> Exercise task
Exactly repeat the material, dropping only the pictures.

> Excerpted data

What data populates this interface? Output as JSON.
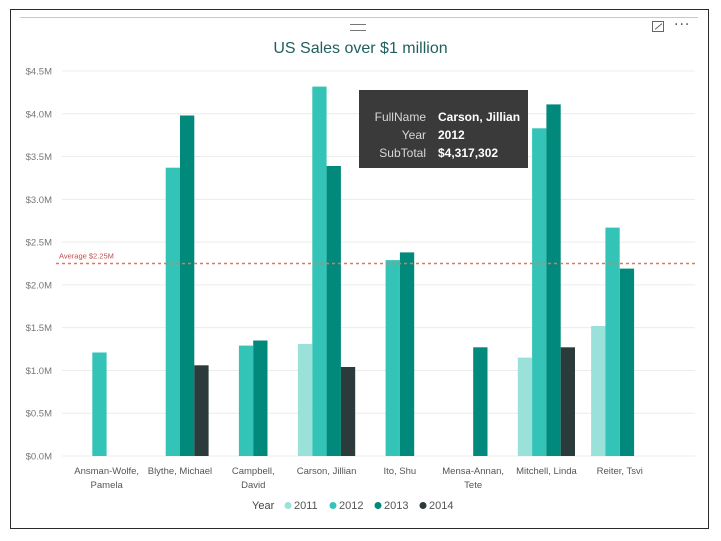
{
  "chart_data": {
    "type": "bar",
    "title": "US Sales over $1 million",
    "categories": [
      [
        "Ansman-Wolfe,",
        "Pamela"
      ],
      [
        "Blythe, Michael"
      ],
      [
        "Campbell,",
        "David"
      ],
      [
        "Carson, Jillian"
      ],
      [
        "Ito, Shu"
      ],
      [
        "Mensa-Annan,",
        "Tete"
      ],
      [
        "Mitchell, Linda"
      ],
      [
        "Reiter, Tsvi"
      ]
    ],
    "series": [
      {
        "name": "2011",
        "color": "#99e1d9",
        "values": [
          null,
          null,
          null,
          1.31,
          null,
          null,
          1.15,
          1.52
        ]
      },
      {
        "name": "2012",
        "color": "#33c4b7",
        "values": [
          1.21,
          3.37,
          1.29,
          4.317302,
          2.29,
          null,
          3.83,
          2.67
        ]
      },
      {
        "name": "2013",
        "color": "#01897b",
        "values": [
          null,
          3.98,
          1.35,
          3.39,
          2.38,
          1.27,
          4.11,
          2.19
        ]
      },
      {
        "name": "2014",
        "color": "#2b3a3a",
        "values": [
          null,
          1.06,
          null,
          1.04,
          null,
          null,
          1.27,
          null
        ]
      }
    ],
    "ylim": [
      0,
      4.5
    ],
    "yticks": [
      "$0.0M",
      "$0.5M",
      "$1.0M",
      "$1.5M",
      "$2.0M",
      "$2.5M",
      "$3.0M",
      "$3.5M",
      "$4.0M",
      "$4.5M"
    ],
    "average": {
      "value": 2.25,
      "label": "Average $2.25M",
      "color": "#d97b5f"
    },
    "legend": {
      "title": "Year",
      "placement": "bottom"
    },
    "grid": true
  },
  "tooltip": {
    "rows": [
      {
        "key": "FullName",
        "value": "Carson, Jillian"
      },
      {
        "key": "Year",
        "value": "2012"
      },
      {
        "key": "SubTotal",
        "value": "$4,317,302"
      }
    ]
  },
  "icons": {
    "focus": "focus-mode-icon",
    "more": "more-options-icon",
    "drag": "drag-handle-icon"
  },
  "more_glyph": "···"
}
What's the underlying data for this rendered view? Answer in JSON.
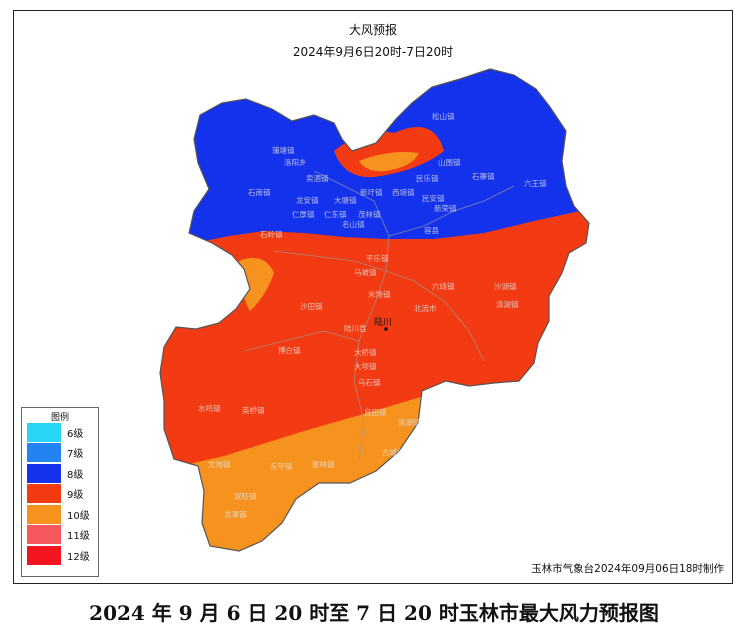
{
  "map": {
    "title": "大风预报",
    "subtitle": "2024年9月6日20时-7日20时",
    "city_label": "陆川",
    "town_labels": [
      "蒲塘镇",
      "洛阳乡",
      "石南镇",
      "卖酒镇",
      "龙安镇",
      "仁厚镇",
      "仁东镇",
      "大塘镇",
      "名山镇",
      "茂林镇",
      "新圩镇",
      "西埌镇",
      "民乐镇",
      "民安镇",
      "新荣镇",
      "山围镇",
      "松山镇",
      "容县",
      "六王镇",
      "石寨镇",
      "石岭镇",
      "平乐镇",
      "马坡镇",
      "米场镇",
      "沙田镇",
      "大桥镇",
      "乌石镇",
      "良田镇",
      "清湖镇",
      "古城镇",
      "北流市",
      "陆川县",
      "博白镇",
      "龙潭镇",
      "大坝镇",
      "沙湖镇",
      "清湖镇",
      "六靖镇",
      "双旺镇",
      "文地镇",
      "水鸣镇",
      "英桥镇",
      "东平镇",
      "那林镇"
    ],
    "colors": {
      "lvl6": "#29d5f5",
      "lvl7": "#2483f2",
      "lvl8": "#1432ec",
      "lvl9": "#f23b12",
      "lvl10": "#f6921e",
      "lvl11": "#f7585d",
      "lvl12": "#f2141e"
    }
  },
  "legend": {
    "title": "图例",
    "items": [
      {
        "label": "6级",
        "color": "#29d5f5"
      },
      {
        "label": "7级",
        "color": "#2483f2"
      },
      {
        "label": "8级",
        "color": "#1432ec"
      },
      {
        "label": "9级",
        "color": "#f23b12"
      },
      {
        "label": "10级",
        "color": "#f6921e"
      },
      {
        "label": "11级",
        "color": "#f7585d"
      },
      {
        "label": "12级",
        "color": "#f2141e"
      }
    ]
  },
  "credit": "玉林市气象台2024年09月06日18时制作",
  "caption": "2024 年 9 月 6 日 20 时至 7 日 20 时玉林市最大风力预报图"
}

> Solution to the exercise
What data populates this interface? Output as JSON.
{
  "chart_data": {
    "type": "bar",
    "title": "US Sales over $1 million",
    "categories": [
      [
        "Ansman-Wolfe,",
        "Pamela"
      ],
      [
        "Blythe, Michael"
      ],
      [
        "Campbell,",
        "David"
      ],
      [
        "Carson, Jillian"
      ],
      [
        "Ito, Shu"
      ],
      [
        "Mensa-Annan,",
        "Tete"
      ],
      [
        "Mitchell, Linda"
      ],
      [
        "Reiter, Tsvi"
      ]
    ],
    "series": [
      {
        "name": "2011",
        "color": "#99e1d9",
        "values": [
          null,
          null,
          null,
          1.31,
          null,
          null,
          1.15,
          1.52
        ]
      },
      {
        "name": "2012",
        "color": "#33c4b7",
        "values": [
          1.21,
          3.37,
          1.29,
          4.317302,
          2.29,
          null,
          3.83,
          2.67
        ]
      },
      {
        "name": "2013",
        "color": "#01897b",
        "values": [
          null,
          3.98,
          1.35,
          3.39,
          2.38,
          1.27,
          4.11,
          2.19
        ]
      },
      {
        "name": "2014",
        "color": "#2b3a3a",
        "values": [
          null,
          1.06,
          null,
          1.04,
          null,
          null,
          1.27,
          null
        ]
      }
    ],
    "ylim": [
      0,
      4.5
    ],
    "yticks": [
      "$0.0M",
      "$0.5M",
      "$1.0M",
      "$1.5M",
      "$2.0M",
      "$2.5M",
      "$3.0M",
      "$3.5M",
      "$4.0M",
      "$4.5M"
    ],
    "average": {
      "value": 2.25,
      "label": "Average $2.25M",
      "color": "#d97b5f"
    },
    "legend": {
      "title": "Year",
      "placement": "bottom"
    },
    "grid": true
  },
  "tooltip": {
    "rows": [
      {
        "key": "FullName",
        "value": "Carson, Jillian"
      },
      {
        "key": "Year",
        "value": "2012"
      },
      {
        "key": "SubTotal",
        "value": "$4,317,302"
      }
    ]
  },
  "icons": {
    "focus": "focus-mode-icon",
    "more": "more-options-icon",
    "drag": "drag-handle-icon"
  },
  "more_glyph": "···"
}
What's the underlying data for this rendered view? Answer in JSON.
{
  "map": {
    "title": "大风预报",
    "subtitle": "2024年9月6日20时-7日20时",
    "city_label": "陆川",
    "town_labels": [
      "蒲塘镇",
      "洛阳乡",
      "石南镇",
      "卖酒镇",
      "龙安镇",
      "仁厚镇",
      "仁东镇",
      "大塘镇",
      "名山镇",
      "茂林镇",
      "新圩镇",
      "西埌镇",
      "民乐镇",
      "民安镇",
      "新荣镇",
      "山围镇",
      "松山镇",
      "容县",
      "六王镇",
      "石寨镇",
      "石岭镇",
      "平乐镇",
      "马坡镇",
      "米场镇",
      "沙田镇",
      "大桥镇",
      "乌石镇",
      "良田镇",
      "清湖镇",
      "古城镇",
      "北流市",
      "陆川县",
      "博白镇",
      "龙潭镇",
      "大坝镇",
      "沙湖镇",
      "清湖镇",
      "六靖镇",
      "双旺镇",
      "文地镇",
      "水鸣镇",
      "英桥镇",
      "东平镇",
      "那林镇"
    ],
    "colors": {
      "lvl6": "#29d5f5",
      "lvl7": "#2483f2",
      "lvl8": "#1432ec",
      "lvl9": "#f23b12",
      "lvl10": "#f6921e",
      "lvl11": "#f7585d",
      "lvl12": "#f2141e"
    }
  },
  "legend": {
    "title": "图例",
    "items": [
      {
        "label": "6级",
        "color": "#29d5f5"
      },
      {
        "label": "7级",
        "color": "#2483f2"
      },
      {
        "label": "8级",
        "color": "#1432ec"
      },
      {
        "label": "9级",
        "color": "#f23b12"
      },
      {
        "label": "10级",
        "color": "#f6921e"
      },
      {
        "label": "11级",
        "color": "#f7585d"
      },
      {
        "label": "12级",
        "color": "#f2141e"
      }
    ]
  },
  "credit": "玉林市气象台2024年09月06日18时制作",
  "caption": "2024 年 9 月 6 日 20 时至 7 日 20 时玉林市最大风力预报图"
}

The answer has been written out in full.